**Work task A**
Answer these questions using the figure legends on susceptibility-by-movement correction:
(i) How was the "proxy" for the rotation relevant to the susceptibility field calculated?
(ii) Under "Fig. 7", which movement model did the analysis use?
(iii) Under "Fig. 8", which movement model did the analysis use?
**Work task B**
Carry on the figure legends on susceptibility-by-movement correction from their last sentence.

Exercise passage START

This figure shows the correlation between true and estimated off-resonance fields for all volumes of the simulated data. The data used for this figure was simulated such that the phase encode direction was $\text{A}\to \text{P}$ and the SNR was 40. The solid black and solid grey lines represent the correlation between true and estimated off-resonance fields for the method in the present paper and the method assuming a constant susceptibility field respectively. The scale for both these curves is found on the left-hand of the graphs. The dashed black line shows a “proxy” for the rotation relevant to susceptibility field. It was calculated as $\sqrt{R_x^2+R_y^2}$ where $R_x$ and $R_y$ denote rotation around the x- and y-axes respectively. The scale for that curve is found on the right hand side of the graphs. The graphs in the left column show the results for “normal” subject movement and the right column for “large” movement. The top row shows the situation when no eddy current distortions were simulated and no attempt was made to estimate eddy currents. The bottom row shows the situation when eddy currents were included in the simulations and eddy currents and susceptibility-by-movement were jointly estimated by eddy.

Fig. 7

This figure shows the correlation between true and corrected images for all volumes of the simulated data. The data used for this figure was simulated such that the phase encode direction was $\text{A}\to \text{P}$, the SNR was 40 and all movement was “inter-volume”, i.e. any movement was assumed to occur between acquisition of consecutive volumes. Correspondingly the analysis used a volumetric movement model. The solid black and solid grey lines represent the correlation between true and corrected images for the method in the present paper and the method assuming a constant susceptibility field respectively. See the legend for Fig. 6 for more details.

Fig. 8

This figure shows the correlation between true and corrected images for all volumes of the simulated data. The data used for this figure was simulated such that the phase encode direction was $\text{A}\to \text{P}$, the SNR was 40 and movement was continuous, i.e. volumes occurring during periods of rapid movement were corrupted by intra-volume movement. Correspondingly the analysis used a slice-to-volume movement model. The solid black and solid grey lines represent the correlation between true and corrected images for the method in the present paper and the method assuming a constant susceptibility field respectively. See the legend for Fig. 6 for more details.

Exercise passage END
Records START

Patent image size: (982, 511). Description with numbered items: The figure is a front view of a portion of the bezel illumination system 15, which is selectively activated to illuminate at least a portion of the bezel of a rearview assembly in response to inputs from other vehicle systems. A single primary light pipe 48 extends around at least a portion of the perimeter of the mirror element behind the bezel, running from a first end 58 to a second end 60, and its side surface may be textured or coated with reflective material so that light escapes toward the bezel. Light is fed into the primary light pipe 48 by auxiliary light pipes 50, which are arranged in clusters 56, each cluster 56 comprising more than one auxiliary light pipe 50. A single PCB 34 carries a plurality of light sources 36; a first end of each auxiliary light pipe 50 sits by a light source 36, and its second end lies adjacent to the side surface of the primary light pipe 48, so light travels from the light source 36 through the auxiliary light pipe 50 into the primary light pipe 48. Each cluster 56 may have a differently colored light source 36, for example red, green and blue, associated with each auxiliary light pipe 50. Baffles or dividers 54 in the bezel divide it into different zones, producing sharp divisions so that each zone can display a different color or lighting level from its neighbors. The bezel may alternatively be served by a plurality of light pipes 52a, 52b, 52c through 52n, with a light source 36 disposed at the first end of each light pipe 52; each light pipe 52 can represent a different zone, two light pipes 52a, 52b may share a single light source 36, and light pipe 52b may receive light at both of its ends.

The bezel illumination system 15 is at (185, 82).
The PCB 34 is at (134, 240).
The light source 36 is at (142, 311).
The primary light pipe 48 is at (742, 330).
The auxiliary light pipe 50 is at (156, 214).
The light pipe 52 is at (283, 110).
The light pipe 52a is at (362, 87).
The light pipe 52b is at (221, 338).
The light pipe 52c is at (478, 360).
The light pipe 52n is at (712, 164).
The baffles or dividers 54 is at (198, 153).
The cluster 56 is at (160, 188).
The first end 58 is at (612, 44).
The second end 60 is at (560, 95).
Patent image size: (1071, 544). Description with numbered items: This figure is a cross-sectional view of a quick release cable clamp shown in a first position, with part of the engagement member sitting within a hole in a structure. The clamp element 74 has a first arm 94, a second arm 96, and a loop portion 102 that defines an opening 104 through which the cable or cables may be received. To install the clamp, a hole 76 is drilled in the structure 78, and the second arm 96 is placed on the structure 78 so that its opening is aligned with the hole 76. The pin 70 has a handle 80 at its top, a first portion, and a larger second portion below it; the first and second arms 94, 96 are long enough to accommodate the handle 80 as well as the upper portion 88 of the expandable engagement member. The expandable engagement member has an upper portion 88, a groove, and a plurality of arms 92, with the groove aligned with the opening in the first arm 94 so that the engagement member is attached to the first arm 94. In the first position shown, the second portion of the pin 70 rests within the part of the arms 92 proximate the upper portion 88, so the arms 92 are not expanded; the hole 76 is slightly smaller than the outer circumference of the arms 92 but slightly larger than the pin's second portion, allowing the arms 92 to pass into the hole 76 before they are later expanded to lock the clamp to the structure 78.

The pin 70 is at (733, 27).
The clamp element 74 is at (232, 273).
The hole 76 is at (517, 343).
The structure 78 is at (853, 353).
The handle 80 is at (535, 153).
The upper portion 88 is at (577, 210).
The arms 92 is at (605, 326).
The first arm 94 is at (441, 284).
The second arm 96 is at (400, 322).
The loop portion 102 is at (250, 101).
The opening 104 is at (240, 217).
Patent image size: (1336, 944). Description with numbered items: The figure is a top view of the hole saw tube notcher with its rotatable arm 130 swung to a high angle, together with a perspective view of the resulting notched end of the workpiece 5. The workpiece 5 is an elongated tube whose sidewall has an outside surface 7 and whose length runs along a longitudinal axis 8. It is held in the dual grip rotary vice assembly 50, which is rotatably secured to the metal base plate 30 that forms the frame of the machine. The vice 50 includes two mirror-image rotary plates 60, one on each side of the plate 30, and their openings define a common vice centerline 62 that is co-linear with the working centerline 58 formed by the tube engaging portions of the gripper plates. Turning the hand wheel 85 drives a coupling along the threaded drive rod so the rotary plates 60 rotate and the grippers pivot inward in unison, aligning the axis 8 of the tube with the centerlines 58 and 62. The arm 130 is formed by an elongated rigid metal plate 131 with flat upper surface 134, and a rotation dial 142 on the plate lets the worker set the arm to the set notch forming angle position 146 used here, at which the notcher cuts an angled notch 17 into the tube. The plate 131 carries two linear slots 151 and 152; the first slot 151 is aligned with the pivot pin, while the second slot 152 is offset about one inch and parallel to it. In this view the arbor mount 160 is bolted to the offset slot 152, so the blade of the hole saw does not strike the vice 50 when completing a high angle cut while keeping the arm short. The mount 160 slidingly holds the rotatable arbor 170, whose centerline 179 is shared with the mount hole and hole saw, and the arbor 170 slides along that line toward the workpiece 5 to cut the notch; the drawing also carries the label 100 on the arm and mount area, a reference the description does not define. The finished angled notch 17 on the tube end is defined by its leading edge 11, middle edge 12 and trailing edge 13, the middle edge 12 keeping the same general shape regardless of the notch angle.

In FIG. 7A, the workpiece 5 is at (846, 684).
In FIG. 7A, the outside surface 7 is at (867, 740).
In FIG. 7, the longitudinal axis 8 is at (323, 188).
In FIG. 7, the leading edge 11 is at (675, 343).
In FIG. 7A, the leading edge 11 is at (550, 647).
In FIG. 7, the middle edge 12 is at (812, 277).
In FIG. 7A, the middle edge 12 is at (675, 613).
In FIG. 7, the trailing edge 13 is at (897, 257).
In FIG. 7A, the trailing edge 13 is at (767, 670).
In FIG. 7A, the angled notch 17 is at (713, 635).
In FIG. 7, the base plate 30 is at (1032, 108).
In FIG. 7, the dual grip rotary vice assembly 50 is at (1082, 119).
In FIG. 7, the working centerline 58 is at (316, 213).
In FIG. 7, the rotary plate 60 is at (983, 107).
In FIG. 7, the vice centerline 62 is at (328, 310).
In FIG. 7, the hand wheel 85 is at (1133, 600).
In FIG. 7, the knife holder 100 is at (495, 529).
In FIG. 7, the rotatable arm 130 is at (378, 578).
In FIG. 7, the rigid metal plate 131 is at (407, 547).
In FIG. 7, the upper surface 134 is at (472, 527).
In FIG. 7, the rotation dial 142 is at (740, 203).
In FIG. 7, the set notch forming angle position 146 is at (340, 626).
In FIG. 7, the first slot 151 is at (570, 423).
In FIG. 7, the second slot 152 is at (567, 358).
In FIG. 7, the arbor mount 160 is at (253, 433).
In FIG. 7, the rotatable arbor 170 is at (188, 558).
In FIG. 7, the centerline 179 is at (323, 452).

Records END

**Output A**
(i) It was calculated as $\sqrt{R_x^2+R_y^2}$, where $R_x$ and $R_y$ denote rotation around the x- and y-axes.
(ii) A volumetric movement model.
(iii) A slice-to-volume movement model.

**Output B**
Fig. 9

This figure shows the test-retest agreement of derivative fields estimated from two different data sets in the same subject. The first column is shown for anatomical reference and the two rightmost columns show the estimated derivative fields. The top two rows show the rate-of-change of the field with respect to pitch, and the bottom two rows with respect to roll. The units of the fields are Hz/degree rotation.

Fig. 10

This figure shows the agreement between derivative fields estimated from $b=0$ volumes only (middle column) and from a diffusion data set (right column). The first column contains a corresponding $b=0$ volume after correction for susceptibility distortions, and is shown for anatomical reference. The top two rows show the rate-of-change of the field with respect to pitch, and the bottom two rows with respect to roll. The units of the fields are Hz/degree rotation.

Fig. 11

This figure shows the volume-wise correlation with “truth” when performing correction with (solid black line) and without (solid grey line) susceptibility-by-movement correction. The images to the left show the slices where the comparisons were made for the two rows. The leftmost plot pertains to the first scan and the rightmost to the second scan.